▶ _Aim of the exercise_:
Reproduce the entries word for word, and omit any picture you find in them.
** START Supplied records **
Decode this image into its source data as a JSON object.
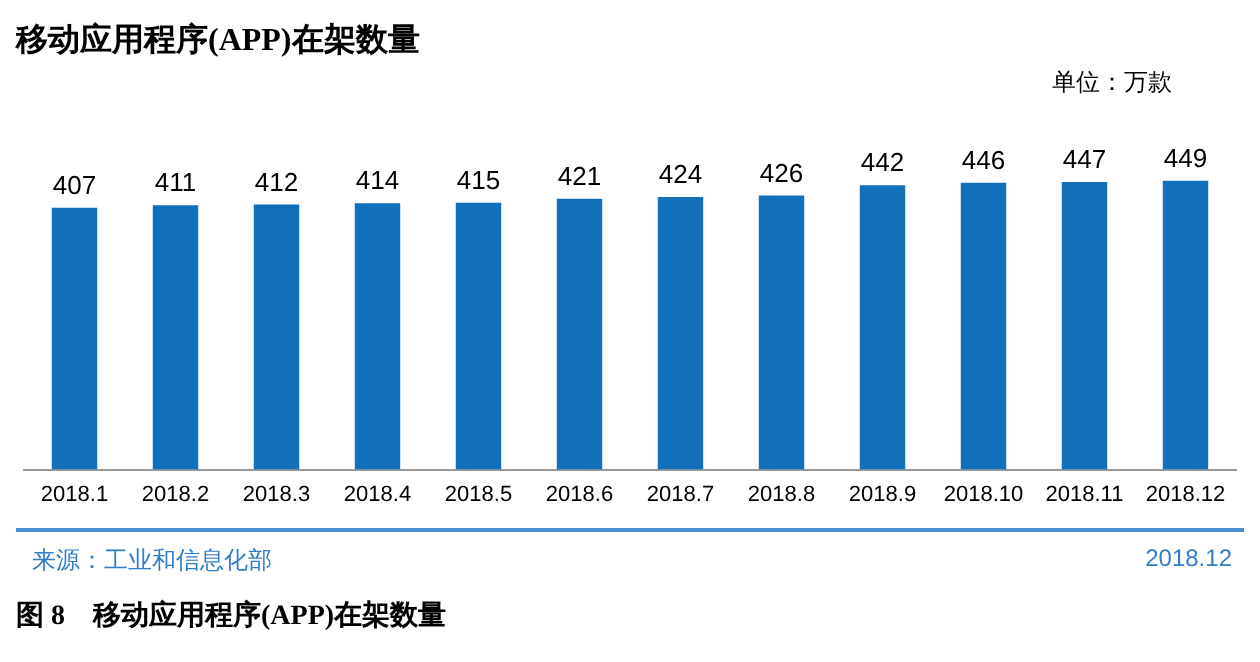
{
  "chart_data": {
    "type": "bar",
    "title": "移动应用程序(APP)在架数量",
    "categories": [
      "2018.1",
      "2018.2",
      "2018.3",
      "2018.4",
      "2018.5",
      "2018.6",
      "2018.7",
      "2018.8",
      "2018.9",
      "2018.10",
      "2018.11",
      "2018.12"
    ],
    "values": [
      407,
      411,
      412,
      414,
      415,
      421,
      424,
      426,
      442,
      446,
      447,
      449
    ],
    "color": "#1270bb",
    "data_labels": true,
    "grid": false,
    "legend": false,
    "annotations": [
      "单位：万款",
      "来源：工业和信息化部",
      "2018.12",
      "图 8　移动应用程序(APP)在架数量"
    ]
  }
}
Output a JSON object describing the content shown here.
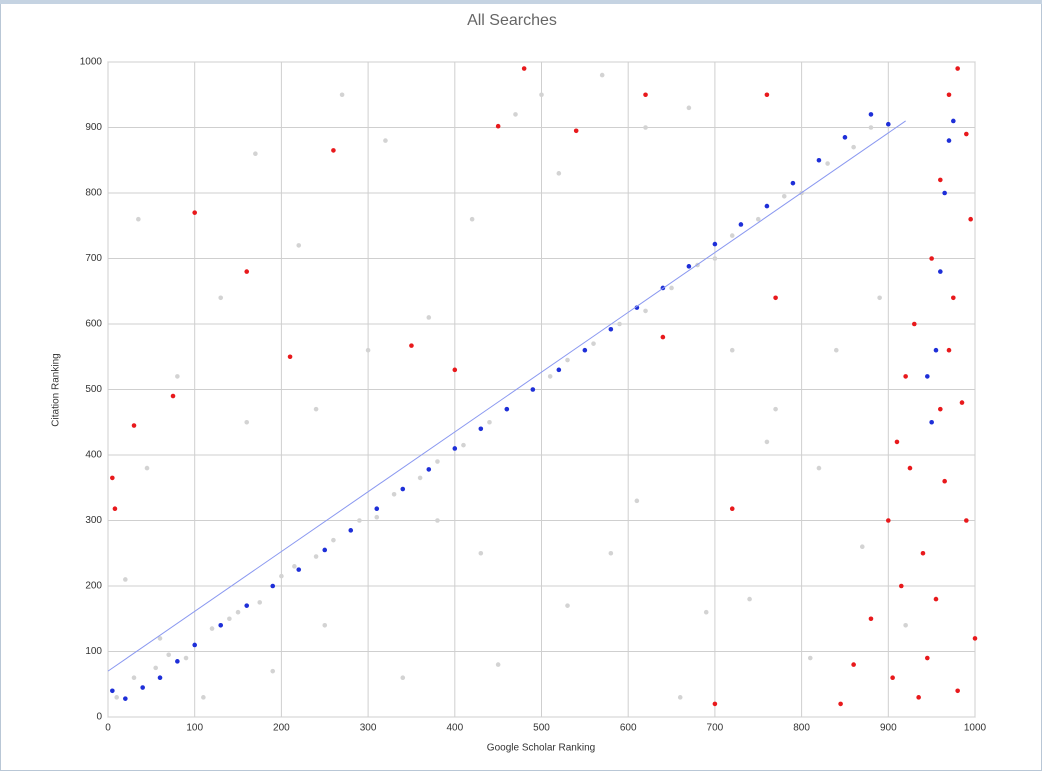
{
  "chart_data": {
    "type": "scatter",
    "title": "All Searches",
    "x_label": "Google Scholar Ranking",
    "y_label": "Citation Ranking",
    "xlim": [
      0,
      1000
    ],
    "ylim": [
      0,
      1000
    ],
    "xticks": [
      0,
      100,
      200,
      300,
      400,
      500,
      600,
      700,
      800,
      900,
      1000
    ],
    "yticks": [
      0,
      100,
      200,
      300,
      400,
      500,
      600,
      700,
      800,
      900,
      1000
    ],
    "grid": true,
    "series": [
      {
        "color": "#d3d3d3",
        "x": [
          10,
          30,
          55,
          70,
          90,
          120,
          140,
          150,
          175,
          200,
          215,
          240,
          260,
          290,
          310,
          330,
          360,
          380,
          410,
          440,
          460,
          490,
          510,
          530,
          560,
          590,
          620,
          650,
          680,
          700,
          720,
          750,
          780,
          800,
          830,
          860,
          880,
          20,
          45,
          80,
          130,
          170,
          220,
          270,
          320,
          370,
          420,
          470,
          520,
          570,
          620,
          670,
          720,
          770,
          820,
          870,
          60,
          110,
          190,
          250,
          340,
          430,
          530,
          610,
          690,
          760,
          840,
          920,
          35,
          160,
          300,
          450,
          580,
          740,
          890,
          240,
          380,
          500,
          660,
          810
        ],
        "values": [
          30,
          60,
          75,
          95,
          90,
          135,
          150,
          160,
          175,
          215,
          230,
          245,
          270,
          300,
          305,
          340,
          365,
          390,
          415,
          450,
          470,
          500,
          520,
          545,
          570,
          600,
          620,
          655,
          690,
          700,
          735,
          760,
          795,
          800,
          845,
          870,
          900,
          210,
          380,
          520,
          640,
          860,
          720,
          950,
          880,
          610,
          760,
          920,
          830,
          980,
          900,
          930,
          560,
          470,
          380,
          260,
          120,
          30,
          70,
          140,
          60,
          250,
          170,
          330,
          160,
          420,
          560,
          140,
          760,
          450,
          560,
          80,
          250,
          180,
          640,
          470,
          300,
          950,
          30,
          90
        ],
        "mode": "points"
      },
      {
        "color": "#1e2fd8",
        "x": [
          5,
          20,
          40,
          60,
          80,
          100,
          130,
          160,
          190,
          220,
          250,
          280,
          310,
          340,
          370,
          400,
          430,
          460,
          490,
          520,
          550,
          580,
          610,
          640,
          670,
          700,
          730,
          760,
          790,
          820,
          850,
          880,
          900,
          950,
          955,
          960,
          965,
          970,
          975,
          945
        ],
        "values": [
          40,
          28,
          45,
          60,
          85,
          110,
          140,
          170,
          200,
          225,
          255,
          285,
          318,
          348,
          378,
          410,
          440,
          470,
          500,
          530,
          560,
          592,
          625,
          655,
          688,
          722,
          752,
          780,
          815,
          850,
          885,
          920,
          905,
          450,
          560,
          680,
          800,
          880,
          910,
          520
        ],
        "mode": "points"
      },
      {
        "color": "#e8191c",
        "x": [
          845,
          860,
          880,
          900,
          910,
          920,
          930,
          940,
          950,
          960,
          970,
          980,
          990,
          995,
          975,
          985,
          965,
          955,
          945,
          935,
          925,
          915,
          905,
          990,
          1000,
          980,
          970,
          960,
          5,
          8,
          75,
          100,
          160,
          260,
          400,
          480,
          540,
          620,
          760,
          640,
          700,
          720,
          770,
          30,
          210,
          350,
          450
        ],
        "values": [
          20,
          80,
          150,
          300,
          420,
          520,
          600,
          250,
          700,
          820,
          950,
          990,
          890,
          760,
          640,
          480,
          360,
          180,
          90,
          30,
          380,
          200,
          60,
          300,
          120,
          40,
          560,
          470,
          365,
          318,
          490,
          770,
          680,
          865,
          530,
          990,
          895,
          950,
          950,
          580,
          20,
          318,
          640,
          445,
          550,
          567,
          902
        ],
        "mode": "points"
      },
      {
        "color": "#8a98f0",
        "x": [
          0,
          920
        ],
        "values": [
          70,
          910
        ],
        "mode": "line"
      }
    ]
  }
}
** END Supplied records **
▶ _Problem solution_:
Decode this image into its source data as a JSON object.
{
  "chart_data": {
    "type": "bar",
    "title": "移动应用程序(APP)在架数量",
    "categories": [
      "2018.1",
      "2018.2",
      "2018.3",
      "2018.4",
      "2018.5",
      "2018.6",
      "2018.7",
      "2018.8",
      "2018.9",
      "2018.10",
      "2018.11",
      "2018.12"
    ],
    "values": [
      407,
      411,
      412,
      414,
      415,
      421,
      424,
      426,
      442,
      446,
      447,
      449
    ],
    "color": "#1270bb",
    "data_labels": true,
    "grid": false,
    "legend": false,
    "annotations": [
      "单位：万款",
      "来源：工业和信息化部",
      "2018.12",
      "图 8　移动应用程序(APP)在架数量"
    ]
  }
}
Output a JSON object describing the content shown here.
{
  "chart_data": {
    "type": "scatter",
    "title": "All Searches",
    "x_label": "Google Scholar Ranking",
    "y_label": "Citation Ranking",
    "xlim": [
      0,
      1000
    ],
    "ylim": [
      0,
      1000
    ],
    "xticks": [
      0,
      100,
      200,
      300,
      400,
      500,
      600,
      700,
      800,
      900,
      1000
    ],
    "yticks": [
      0,
      100,
      200,
      300,
      400,
      500,
      600,
      700,
      800,
      900,
      1000
    ],
    "grid": true,
    "series": [
      {
        "color": "#d3d3d3",
        "x": [
          10,
          30,
          55,
          70,
          90,
          120,
          140,
          150,
          175,
          200,
          215,
          240,
          260,
          290,
          310,
          330,
          360,
          380,
          410,
          440,
          460,
          490,
          510,
          530,
          560,
          590,
          620,
          650,
          680,
          700,
          720,
          750,
          780,
          800,
          830,
          860,
          880,
          20,
          45,
          80,
          130,
          170,
          220,
          270,
          320,
          370,
          420,
          470,
          520,
          570,
          620,
          670,
          720,
          770,
          820,
          870,
          60,
          110,
          190,
          250,
          340,
          430,
          530,
          610,
          690,
          760,
          840,
          920,
          35,
          160,
          300,
          450,
          580,
          740,
          890,
          240,
          380,
          500,
          660,
          810
        ],
        "values": [
          30,
          60,
          75,
          95,
          90,
          135,
          150,
          160,
          175,
          215,
          230,
          245,
          270,
          300,
          305,
          340,
          365,
          390,
          415,
          450,
          470,
          500,
          520,
          545,
          570,
          600,
          620,
          655,
          690,
          700,
          735,
          760,
          795,
          800,
          845,
          870,
          900,
          210,
          380,
          520,
          640,
          860,
          720,
          950,
          880,
          610,
          760,
          920,
          830,
          980,
          900,
          930,
          560,
          470,
          380,
          260,
          120,
          30,
          70,
          140,
          60,
          250,
          170,
          330,
          160,
          420,
          560,
          140,
          760,
          450,
          560,
          80,
          250,
          180,
          640,
          470,
          300,
          950,
          30,
          90
        ],
        "mode": "points"
      },
      {
        "color": "#1e2fd8",
        "x": [
          5,
          20,
          40,
          60,
          80,
          100,
          130,
          160,
          190,
          220,
          250,
          280,
          310,
          340,
          370,
          400,
          430,
          460,
          490,
          520,
          550,
          580,
          610,
          640,
          670,
          700,
          730,
          760,
          790,
          820,
          850,
          880,
          900,
          950,
          955,
          960,
          965,
          970,
          975,
          945
        ],
        "values": [
          40,
          28,
          45,
          60,
          85,
          110,
          140,
          170,
          200,
          225,
          255,
          285,
          318,
          348,
          378,
          410,
          440,
          470,
          500,
          530,
          560,
          592,
          625,
          655,
          688,
          722,
          752,
          780,
          815,
          850,
          885,
          920,
          905,
          450,
          560,
          680,
          800,
          880,
          910,
          520
        ],
        "mode": "points"
      },
      {
        "color": "#e8191c",
        "x": [
          845,
          860,
          880,
          900,
          910,
          920,
          930,
          940,
          950,
          960,
          970,
          980,
          990,
          995,
          975,
          985,
          965,
          955,
          945,
          935,
          925,
          915,
          905,
          990,
          1000,
          980,
          970,
          960,
          5,
          8,
          75,
          100,
          160,
          260,
          400,
          480,
          540,
          620,
          760,
          640,
          700,
          720,
          770,
          30,
          210,
          350,
          450
        ],
        "values": [
          20,
          80,
          150,
          300,
          420,
          520,
          600,
          250,
          700,
          820,
          950,
          990,
          890,
          760,
          640,
          480,
          360,
          180,
          90,
          30,
          380,
          200,
          60,
          300,
          120,
          40,
          560,
          470,
          365,
          318,
          490,
          770,
          680,
          865,
          530,
          990,
          895,
          950,
          950,
          580,
          20,
          318,
          640,
          445,
          550,
          567,
          902
        ],
        "mode": "points"
      },
      {
        "color": "#8a98f0",
        "x": [
          0,
          920
        ],
        "values": [
          70,
          910
        ],
        "mode": "line"
      }
    ]
  }
}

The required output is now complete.